## Begin EXCERPT PROVIDED
In a terminal with at least 16 colors the terminal color white (ID 7)
which is used for the face org-hide is darker than the terminal color
bright white (ID 15). Bright white is usually the same as the light
background. Use M-x list-colors-display in a terminal Emacs and look
at the first eight and the next eight colors, the bright variants of
the previous eight. For more about terminal colors see for example
http://en.wikipedia.org/wiki/ANSI_escape_code#Colors

To improve the situation of hiding the leading stars at least for
Emacs in a terminal with otherwise default color settings and with a
light background I started to use

  ;; For for example 256-color terminal and light background. The
  ;; Emacs color brightwhite is only defined on a terminal Emacs.
  (when (and (eq 'light (frame-parameter nil 'background-mode))
             (color-defined-p "brightwhite"))
    (set-face-foreground 'org-hide "brightwhite"))

On macOS Terminal.app it does not work as good as on other operating
systems and terminals because there even bright white is darker than
the light background. Also take into account that on Terminal.app the
256 color IDs are mapped to only 16 instead of the usual 256 different
RGB values.
## End EXCERPT PROVIDED
## Begin RECORD SET
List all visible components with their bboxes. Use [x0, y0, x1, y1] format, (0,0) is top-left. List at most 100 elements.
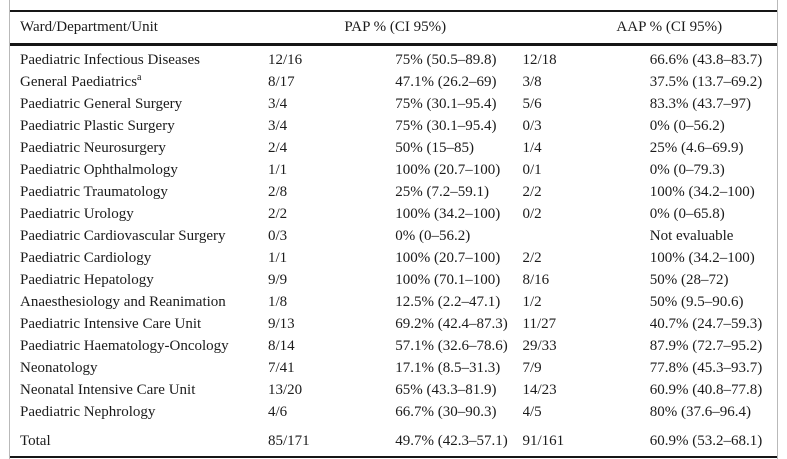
aap-fraction-cell: 7/9 [522, 359, 542, 376]
ward-name-cell: Paediatric Cardiovascular Surgery [10, 225, 268, 247]
ward-name-cell: Paediatric Ophthalmology [10, 159, 268, 181]
table-row: Paediatric Haematology-Oncology 8/14 57.… [10, 335, 777, 357]
aap-percent-cell: Not evaluable [649, 227, 734, 244]
aap-percent-cell: 60.9% (53.2–68.1) [649, 432, 763, 449]
table-row: Total 85/171 49.7% (42.3–57.1) 91/161 60… [10, 423, 777, 457]
ward-name: Paediatric Hepatology [20, 271, 154, 288]
pap-percent-cell: 75% (30.1–95.4) [395, 95, 497, 112]
pap-fraction-cell: 12/16 [268, 51, 303, 68]
table-row: Paediatric Ophthalmology 1/1 100% (20.7–… [10, 159, 777, 181]
table-row: Neonatology 7/41 17.1% (8.5–31.3) 7/9 77… [10, 357, 777, 379]
column-header-ward: Ward/Department/Unit [20, 19, 158, 35]
pap-percent-cell: 25% (7.2–59.1) [395, 183, 489, 200]
ward-name-cell: Paediatric Hepatology [10, 269, 268, 291]
ward-name: Paediatric Intensive Care Unit [20, 315, 202, 332]
pap-percent-cell: 100% (20.7–100) [395, 249, 501, 266]
aap-fraction-cell: 2/2 [522, 183, 542, 200]
pap-fraction-cell: 2/2 [268, 205, 288, 222]
aap-fraction-cell: 5/6 [522, 95, 542, 112]
aap-fraction-cell: 2/2 [522, 249, 542, 266]
pap-fraction-cell: 3/4 [268, 117, 288, 134]
table-row: General Paediatricsa 8/17 47.1% (26.2–69… [10, 71, 777, 93]
ward-name-cell: Paediatric Intensive Care Unit [10, 313, 268, 335]
table-row: Paediatric General Surgery 3/4 75% (30.1… [10, 93, 777, 115]
pap-percent-cell: 100% (34.2–100) [395, 205, 501, 222]
ward-name: Paediatric Cardiology [20, 249, 152, 266]
table-row: Paediatric Cardiovascular Surgery 0/3 0%… [10, 225, 777, 247]
ward-name-cell: Paediatric Urology [10, 203, 268, 225]
pap-fraction-cell: 3/4 [268, 95, 288, 112]
table-header: Ward/Department/Unit PAP % (CI 95%) AAP … [10, 11, 777, 45]
pap-fraction-cell: 2/8 [268, 183, 288, 200]
ward-name: Paediatric General Surgery [20, 95, 183, 112]
aap-fraction-cell: 1/4 [522, 139, 542, 156]
pap-percent-cell: 66.7% (30–90.3) [395, 403, 497, 420]
aap-fraction-cell: 91/161 [522, 432, 565, 449]
pap-fraction-cell: 0/3 [268, 227, 288, 244]
aap-fraction-cell: 11/27 [522, 315, 557, 332]
ward-name: Paediatric Traumatology [20, 183, 168, 200]
footnote-marker: a [137, 71, 142, 83]
pap-percent-cell: 12.5% (2.2–47.1) [395, 293, 501, 310]
ward-name: Paediatric Nephrology [20, 403, 156, 420]
aap-percent-cell: 0% (0–79.3) [649, 161, 725, 178]
ward-name-cell: Paediatric General Surgery [10, 93, 268, 115]
aap-fraction-cell: 0/1 [522, 161, 542, 178]
aap-fraction-cell: 8/16 [522, 271, 550, 288]
pap-fraction-cell: 8/17 [268, 73, 295, 90]
ward-name: Neonatology [20, 359, 98, 376]
table-row: Paediatric Plastic Surgery 3/4 75% (30.1… [10, 115, 777, 137]
table-row: Paediatric Cardiology 1/1 100% (20.7–100… [10, 247, 777, 269]
pap-percent-cell: 17.1% (8.5–31.3) [395, 359, 501, 376]
ward-name: Paediatric Cardiovascular Surgery [20, 227, 226, 244]
aap-fraction-cell: 4/5 [522, 403, 542, 420]
pap-percent-cell: 0% (0–56.2) [395, 227, 471, 244]
aap-fraction-cell: 0/3 [522, 117, 542, 134]
aap-fraction-cell: 14/23 [522, 381, 557, 398]
aap-percent-cell: 66.6% (43.8–83.7) [649, 51, 763, 68]
table-row: Anaesthesiology and Reanimation 1/8 12.5… [10, 291, 777, 313]
ward-name-cell: Paediatric Nephrology [10, 401, 268, 423]
ward-name: Total [20, 432, 51, 449]
pap-fraction-cell: 8/14 [268, 337, 295, 354]
ward-name: Paediatric Plastic Surgery [20, 117, 175, 134]
pap-fraction-cell: 85/171 [268, 432, 310, 449]
aap-percent-cell: 100% (34.2–100) [649, 249, 755, 266]
aap-percent-cell: 50% (9.5–90.6) [649, 293, 744, 310]
pap-percent-cell: 75% (50.5–89.8) [395, 51, 497, 68]
ward-name-cell: Total [10, 423, 268, 457]
aap-fraction-cell: 3/8 [522, 73, 542, 90]
ward-name: Paediatric Infectious Diseases [20, 51, 200, 68]
aap-fraction-cell [523, 225, 650, 247]
ward-name: Neonatal Intensive Care Unit [20, 381, 196, 398]
header-row: Ward/Department/Unit PAP % (CI 95%) AAP … [10, 11, 777, 45]
aap-percent-cell: 37.5% (13.7–69.2) [649, 73, 763, 90]
table-row: Paediatric Infectious Diseases 12/16 75%… [10, 45, 777, 72]
table-row: Paediatric Nephrology 4/6 66.7% (30–90.3… [10, 401, 777, 423]
ward-name-cell: Paediatric Haematology-Oncology [10, 335, 268, 357]
aap-percent-cell: 100% (34.2–100) [649, 183, 755, 200]
pap-fraction-cell: 2/4 [268, 139, 288, 156]
ward-name-cell: Anaesthesiology and Reanimation [10, 291, 268, 313]
ward-name-cell: Paediatric Infectious Diseases [10, 45, 268, 72]
table-row: Paediatric Hepatology 9/9 100% (70.1–100… [10, 269, 777, 291]
pap-percent-cell: 100% (70.1–100) [395, 271, 501, 288]
ward-name-cell: General Paediatricsa [10, 71, 268, 93]
aap-percent-cell: 25% (4.6–69.9) [649, 139, 744, 156]
table-row: Paediatric Intensive Care Unit 9/13 69.2… [10, 313, 777, 335]
pap-fraction-cell: 13/20 [268, 381, 303, 398]
table-body: Paediatric Infectious Diseases 12/16 75%… [10, 45, 777, 457]
table-frame-lines: Ward/Department/Unit PAP % (CI 95%) AAP … [9, 0, 778, 459]
ward-name: Anaesthesiology and Reanimation [20, 293, 226, 310]
pap-fraction-cell: 4/6 [268, 403, 288, 420]
aap-fraction-cell: 29/33 [522, 337, 557, 354]
table-row: Paediatric Urology 2/2 100% (34.2–100) 0… [10, 203, 777, 225]
table-row: Paediatric Neurosurgery 2/4 50% (15–85) … [10, 137, 777, 159]
pap-fraction-cell: 1/8 [268, 293, 288, 310]
pap-fraction-cell: 7/41 [268, 359, 295, 376]
pap-percent-cell: 75% (30.1–95.4) [395, 117, 497, 134]
ward-name: Paediatric Urology [20, 205, 134, 222]
aap-fraction-cell: 1/2 [522, 293, 542, 310]
aap-percent-cell: 0% (0–56.2) [649, 117, 725, 134]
## End RECORD SET
• OBJECTIVE:
Please pull out the passage of the terminal colors note above, starting at "which is used" and ending at "a terminal Emacs.", copying it word for word.

• EXERCISE SOLUTION:
which is used for the face org-hide is darker than the terminal color
bright white (ID 15). Bright white is usually the same as the light
background. Use M-x list-colors-display in a terminal Emacs and look
at the first eight and the next eight colors, the bright variants of
the previous eight. For more about terminal colors see for example
http://en.wikipedia.org/wiki/ANSI_escape_code#Colors

To improve the situation of hiding the leading stars at least for
Emacs in a terminal with otherwise default color settings and with a
light background I started to use

  ;; For for example 256-color terminal and light background. The
  ;; Emacs color brightwhite is only defined on a terminal Emacs.